▸ **TO BE DONE**
Write out every entry, unchanged. Skip any picture.

▸ **EXTRACTED ENTRIES**
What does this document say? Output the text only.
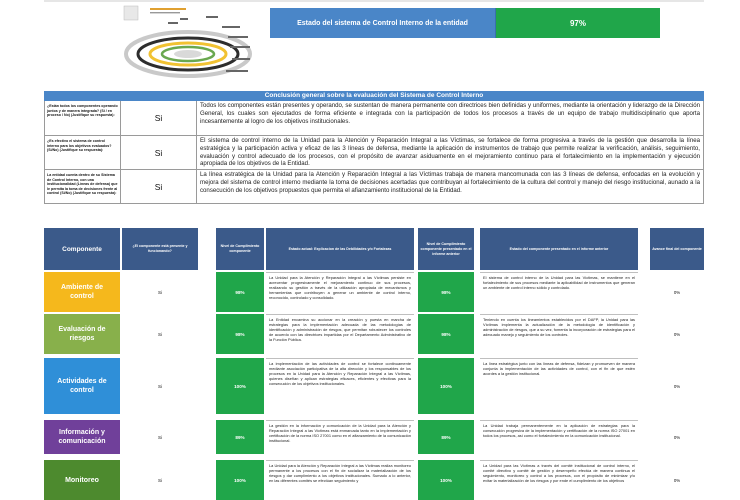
Estado del sistema de Control Interno de la entidad	97%
Conclusión general sobre la evaluación del Sistema de Control Interno
¿Están todos los componentes operando juntos y de manera integrada? (Si / en proceso / No) (Justifique su respuesta):	Si
Todos los componentes están presentes y operando, se sustentan de manera permanente con directrices bien definidas y uniformes, mediante la orientación y liderazgo de la Dirección General, los cuales son ejecutados de forma eficiente e integrada con la participación de todos los procesos a través de un equipo de trabajo multidisciplinario que aporta incesantemente al logro de los objetivos institucionales.
¿Es efectivo el sistema de control interno para los objetivos evaluados? (Si/No) (Justifique su respuesta):	Si
El sistema de control interno de la Unidad para la Atención y Reparación Integral a las Víctimas, se fortalece de forma progresiva a través de la gestión que desarrolla la línea estratégica y la participación activa y eficaz de las 3 líneas de defensa, mediante la aplicación de instrumentos de trabajo que permite realizar la verificación, análisis, seguimiento, evaluación y control adecuado de los procesos, con el propósito de avanzar asiduamente en el mejoramiento continuo para el fortalecimiento en la implementación y ejecución apropiada de los objetivos de la Entidad.
La entidad cuenta dentro de su Sistema de Control Interno, con una institucionalidad (Líneas de defensa) que le permita la toma de decisiones frente al control (Si/No) (Justifique su respuesta):
Si
La línea estratégica de la Unidad para la Atención y Reparación Integral a las Víctimas trabaja de manera mancomunada con las 3 líneas de defensa, enfocadas en la evolución y mejora del sistema de control interno mediante la toma de decisiones acertadas que contribuyan al fortalecimiento de la cultura del control y manejo del riesgo institucional, aunado a la consecución de los objetivos propuestos que permita el afianzamiento institucional de la Entidad.
Componente	¿El componente está presente y funcionando?
Nivel de Cumplimiento componente
Estado actual: Explicacion de las Debilidades y/o Fortalezas
Nivel de Cumplimiento componente presentado en el informe anterior
Estado del componente presentado en el informe anterior	Avance final del componente
Ambiente de control
Si	98%
La Unidad para la Atención y Reparación Integral a las Víctimas persiste en acrecentar progresivamente el mejoramiento continuo de sus procesos, realizando su gestión a través de la utilización apropiada de mecanismos y herramientas que contribuyen a generar un ambiente de control interno, reconocido, controlado y consolidado.
98%
El sistema de control interno de la Unidad para las Víctimas, se mantiene en el fortalecimiento de sus procesos mediante la aplicabilidad de instrumentos que generan un ambiente de control interno sólido y controlado.
0%
Evaluación de riesgos
Si	98%
La Entidad encamina su accionar en la creación y puesta en marcha de estrategias para la implementación adecuada de las metodologías de identificación y administración de riesgos, que permitan robustecer los controles de acuerdo con las directrices impartidas por el Departamento Administrativo de la Función Pública.
98%
Teniendo en cuenta los lineamientos establecidos por el DAFP, la Unidad para las Víctimas implementa la actualización de la metodología de identificación y administración de riesgos, que a su vez, fomenta la incorporación de estrategias para el adecuado manejo y seguimiento de los controles.	0%
Actividades de control
Si	100%
La implementación de las actividades de control se fortalece continuamente mediante asociación participativa de la alta dirección y los responsables de los procesos en la Unidad para la Atención y Reparación Integral a las Víctimas, quienes diseñan y aplican estrategias eficaces, eficientes y efectivas para la consecución de los objetivos institucionales.	100%
La línea estratégica junto con las líneas de defensa, fideizan y promueven de manera conjunta la implementación de las actividades de control, con el fin de que estén acordes a la gestión institucional.
0%
Información y comunicación
Si	89%
La gestión en la información y comunicación de la Unidad para la Atención y Reparación Integral a las Víctimas está enmarcada tanto en la implementación y certificación de la norma ISO 27001 como en el afianzamiento de la comunicación institucional.
89%
La Unidad trabaja permanentemente en la aplicación de estrategias para la consecución progresiva de la implementación y certificación de la norma ISO 27001 en todos los procesos, así como el fortalecimiento en la comunicación institucional.	0%
Monitoreo	Si	100%
La Unidad para la Atención y Reparación Integral a las Víctimas realiza monitoreo permanente a los procesos con el fin de socializar la materialización de los riesgos y dar cumplimiento a los objetivos institucionales. Sumado a lo anterior, en las diferentes comités se efectúan seguimiento y	100%
La Unidad para las Víctimas a través del comité institucional de control interno, el comité directivo y comité de gestión y desempeño efectúa de manera continua el seguimiento, monitoreo y control a los procesos, con el propósito de minimizar y/o evitar la materialización de los riesgos y por ende el cumplimiento de los objetivos	0%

▸ **SOLUTION**
What does this document say? Output the text only.
Estado del sistema de Control Interno de la entidad	97%
Conclusión general sobre la evaluación del Sistema de Control Interno
¿Están todos los componentes operando juntos y de manera integrada? (Si / en proceso / No) (Justifique su respuesta):	Si
Todos los componentes están presentes y operando, se sustentan de manera permanente con directrices bien definidas y uniformes, mediante la orientación y liderazgo de la Dirección General, los cuales son ejecutados de forma eficiente e integrada con la participación de todos los procesos a través de un equipo de trabajo multidisciplinario que aporta incesantemente al logro de los objetivos institucionales.
¿Es efectivo el sistema de control interno para los objetivos evaluados? (Si/No) (Justifique su respuesta):	Si
El sistema de control interno de la Unidad para la Atención y Reparación Integral a las Víctimas, se fortalece de forma progresiva a través de la gestión que desarrolla la línea estratégica y la participación activa y eficaz de las 3 líneas de defensa, mediante la aplicación de instrumentos de trabajo que permite realizar la verificación, análisis, seguimiento, evaluación y control adecuado de los procesos, con el propósito de avanzar asiduamente en el mejoramiento continuo para el fortalecimiento en la implementación y ejecución apropiada de los objetivos de la Entidad.
La entidad cuenta dentro de su Sistema de Control Interno, con una institucionalidad (Líneas de defensa) que le permita la toma de decisiones frente al control (Si/No) (Justifique su respuesta):
Si
La línea estratégica de la Unidad para la Atención y Reparación Integral a las Víctimas trabaja de manera mancomunada con las 3 líneas de defensa, enfocadas en la evolución y mejora del sistema de control interno mediante la toma de decisiones acertadas que contribuyan al fortalecimiento de la cultura del control y manejo del riesgo institucional, aunado a la consecución de los objetivos propuestos que permita el afianzamiento institucional de la Entidad.
Componente	¿El componente está presente y funcionando?
Nivel de Cumplimiento componente
Estado actual: Explicacion de las Debilidades y/o Fortalezas
Nivel de Cumplimiento componente presentado en el informe anterior
Estado del componente presentado en el informe anterior	Avance final del componente
Ambiente de control
Si	98%
La Unidad para la Atención y Reparación Integral a las Víctimas persiste en acrecentar progresivamente el mejoramiento continuo de sus procesos, realizando su gestión a través de la utilización apropiada de mecanismos y herramientas que contribuyen a generar un ambiente de control interno, reconocido, controlado y consolidado.
98%
El sistema de control interno de la Unidad para las Víctimas, se mantiene en el fortalecimiento de sus procesos mediante la aplicabilidad de instrumentos que generan un ambiente de control interno sólido y controlado.
0%
Evaluación de riesgos
Si	98%
La Entidad encamina su accionar en la creación y puesta en marcha de estrategias para la implementación adecuada de las metodologías de identificación y administración de riesgos, que permitan robustecer los controles de acuerdo con las directrices impartidas por el Departamento Administrativo de la Función Pública.
98%
Teniendo en cuenta los lineamientos establecidos por el DAFP, la Unidad para las Víctimas implementa la actualización de la metodología de identificación y administración de riesgos, que a su vez, fomenta la incorporación de estrategias para el adecuado manejo y seguimiento de los controles.	0%
Actividades de control
Si	100%
La implementación de las actividades de control se fortalece continuamente mediante asociación participativa de la alta dirección y los responsables de los procesos en la Unidad para la Atención y Reparación Integral a las Víctimas, quienes diseñan y aplican estrategias eficaces, eficientes y efectivas para la consecución de los objetivos institucionales.	100%
La línea estratégica junto con las líneas de defensa, fideizan y promueven de manera conjunta la implementación de las actividades de control, con el fin de que estén acordes a la gestión institucional.
0%
Información y comunicación
Si	89%
La gestión en la información y comunicación de la Unidad para la Atención y Reparación Integral a las Víctimas está enmarcada tanto en la implementación y certificación de la norma ISO 27001 como en el afianzamiento de la comunicación institucional.
89%
La Unidad trabaja permanentemente en la aplicación de estrategias para la consecución progresiva de la implementación y certificación de la norma ISO 27001 en todos los procesos, así como el fortalecimiento en la comunicación institucional.	0%
Monitoreo	Si	100%
La Unidad para la Atención y Reparación Integral a las Víctimas realiza monitoreo permanente a los procesos con el fin de socializar la materialización de los riesgos y dar cumplimiento a los objetivos institucionales. Sumado a lo anterior, en las diferentes comités se efectúan seguimiento y	100%
La Unidad para las Víctimas a través del comité institucional de control interno, el comité directivo y comité de gestión y desempeño efectúa de manera continua el seguimiento, monitoreo y control a los procesos, con el propósito de minimizar y/o evitar la materialización de los riesgos y por ende el cumplimiento de los objetivos	0%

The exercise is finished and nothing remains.